**AIM**: Output the data that follows exactly, line for line.
Begin RECORDS FOR PROCESSING
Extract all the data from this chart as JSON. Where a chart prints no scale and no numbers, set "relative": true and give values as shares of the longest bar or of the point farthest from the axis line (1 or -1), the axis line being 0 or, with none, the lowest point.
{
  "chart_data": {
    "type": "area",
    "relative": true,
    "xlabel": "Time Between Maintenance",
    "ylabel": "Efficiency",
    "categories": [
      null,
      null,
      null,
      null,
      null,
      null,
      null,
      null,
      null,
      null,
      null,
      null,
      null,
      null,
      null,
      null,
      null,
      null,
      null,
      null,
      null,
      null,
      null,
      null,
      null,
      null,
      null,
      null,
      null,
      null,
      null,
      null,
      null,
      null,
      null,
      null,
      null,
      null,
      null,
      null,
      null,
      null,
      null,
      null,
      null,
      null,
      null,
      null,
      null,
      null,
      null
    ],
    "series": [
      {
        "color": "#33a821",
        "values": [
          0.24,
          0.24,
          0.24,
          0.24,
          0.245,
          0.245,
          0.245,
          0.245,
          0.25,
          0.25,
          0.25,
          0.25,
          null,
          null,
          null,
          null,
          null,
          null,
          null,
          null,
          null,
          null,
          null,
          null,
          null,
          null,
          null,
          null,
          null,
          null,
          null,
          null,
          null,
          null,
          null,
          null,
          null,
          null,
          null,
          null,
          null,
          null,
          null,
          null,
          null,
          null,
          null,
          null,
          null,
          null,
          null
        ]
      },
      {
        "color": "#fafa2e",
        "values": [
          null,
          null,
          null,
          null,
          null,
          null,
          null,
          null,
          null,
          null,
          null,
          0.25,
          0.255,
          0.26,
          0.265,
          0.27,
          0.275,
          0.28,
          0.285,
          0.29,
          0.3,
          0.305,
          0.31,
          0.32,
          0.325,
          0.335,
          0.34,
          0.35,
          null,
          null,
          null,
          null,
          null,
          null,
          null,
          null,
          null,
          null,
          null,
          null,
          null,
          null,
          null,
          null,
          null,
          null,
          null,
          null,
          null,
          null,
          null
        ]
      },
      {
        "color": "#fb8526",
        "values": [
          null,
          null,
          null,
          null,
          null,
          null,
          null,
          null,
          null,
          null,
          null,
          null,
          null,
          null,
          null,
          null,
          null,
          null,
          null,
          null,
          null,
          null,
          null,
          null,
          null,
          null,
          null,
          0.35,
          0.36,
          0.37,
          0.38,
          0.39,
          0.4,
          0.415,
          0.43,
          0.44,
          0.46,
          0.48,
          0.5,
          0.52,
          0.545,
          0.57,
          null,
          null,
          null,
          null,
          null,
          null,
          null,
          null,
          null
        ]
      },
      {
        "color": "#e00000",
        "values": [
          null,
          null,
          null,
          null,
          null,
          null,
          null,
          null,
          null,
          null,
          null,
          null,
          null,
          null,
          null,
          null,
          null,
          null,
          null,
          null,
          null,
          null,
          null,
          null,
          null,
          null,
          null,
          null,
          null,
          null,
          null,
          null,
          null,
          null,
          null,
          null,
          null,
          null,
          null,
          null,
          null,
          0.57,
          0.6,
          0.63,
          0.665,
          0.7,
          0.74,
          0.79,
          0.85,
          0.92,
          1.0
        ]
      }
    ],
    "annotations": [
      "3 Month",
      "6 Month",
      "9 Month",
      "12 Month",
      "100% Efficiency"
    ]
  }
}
End RECORDS FOR PROCESSING
**SOLUTION**:
Extract all the data from this chart as JSON. Where a chart prints no scale and no numbers, set "relative": true and give values as shares of the longest bar or of the point farthest from the axis line (1 or -1), the axis line being 0 or, with none, the lowest point.
{
  "chart_data": {
    "type": "area",
    "relative": true,
    "xlabel": "Time Between Maintenance",
    "ylabel": "Efficiency",
    "categories": [
      null,
      null,
      null,
      null,
      null,
      null,
      null,
      null,
      null,
      null,
      null,
      null,
      null,
      null,
      null,
      null,
      null,
      null,
      null,
      null,
      null,
      null,
      null,
      null,
      null,
      null,
      null,
      null,
      null,
      null,
      null,
      null,
      null,
      null,
      null,
      null,
      null,
      null,
      null,
      null,
      null,
      null,
      null,
      null,
      null,
      null,
      null,
      null,
      null,
      null,
      null
    ],
    "series": [
      {
        "color": "#33a821",
        "values": [
          0.24,
          0.24,
          0.24,
          0.24,
          0.245,
          0.245,
          0.245,
          0.245,
          0.25,
          0.25,
          0.25,
          0.25,
          null,
          null,
          null,
          null,
          null,
          null,
          null,
          null,
          null,
          null,
          null,
          null,
          null,
          null,
          null,
          null,
          null,
          null,
          null,
          null,
          null,
          null,
          null,
          null,
          null,
          null,
          null,
          null,
          null,
          null,
          null,
          null,
          null,
          null,
          null,
          null,
          null,
          null,
          null
        ]
      },
      {
        "color": "#fafa2e",
        "values": [
          null,
          null,
          null,
          null,
          null,
          null,
          null,
          null,
          null,
          null,
          null,
          0.25,
          0.255,
          0.26,
          0.265,
          0.27,
          0.275,
          0.28,
          0.285,
          0.29,
          0.3,
          0.305,
          0.31,
          0.32,
          0.325,
          0.335,
          0.34,
          0.35,
          null,
          null,
          null,
          null,
          null,
          null,
          null,
          null,
          null,
          null,
          null,
          null,
          null,
          null,
          null,
          null,
          null,
          null,
          null,
          null,
          null,
          null,
          null
        ]
      },
      {
        "color": "#fb8526",
        "values": [
          null,
          null,
          null,
          null,
          null,
          null,
          null,
          null,
          null,
          null,
          null,
          null,
          null,
          null,
          null,
          null,
          null,
          null,
          null,
          null,
          null,
          null,
          null,
          null,
          null,
          null,
          null,
          0.35,
          0.36,
          0.37,
          0.38,
          0.39,
          0.4,
          0.415,
          0.43,
          0.44,
          0.46,
          0.48,
          0.5,
          0.52,
          0.545,
          0.57,
          null,
          null,
          null,
          null,
          null,
          null,
          null,
          null,
          null
        ]
      },
      {
        "color": "#e00000",
        "values": [
          null,
          null,
          null,
          null,
          null,
          null,
          null,
          null,
          null,
          null,
          null,
          null,
          null,
          null,
          null,
          null,
          null,
          null,
          null,
          null,
          null,
          null,
          null,
          null,
          null,
          null,
          null,
          null,
          null,
          null,
          null,
          null,
          null,
          null,
          null,
          null,
          null,
          null,
          null,
          null,
          null,
          0.57,
          0.6,
          0.63,
          0.665,
          0.7,
          0.74,
          0.79,
          0.85,
          0.92,
          1.0
        ]
      }
    ],
    "annotations": [
      "3 Month",
      "6 Month",
      "9 Month",
      "12 Month",
      "100% Efficiency"
    ]
  }
}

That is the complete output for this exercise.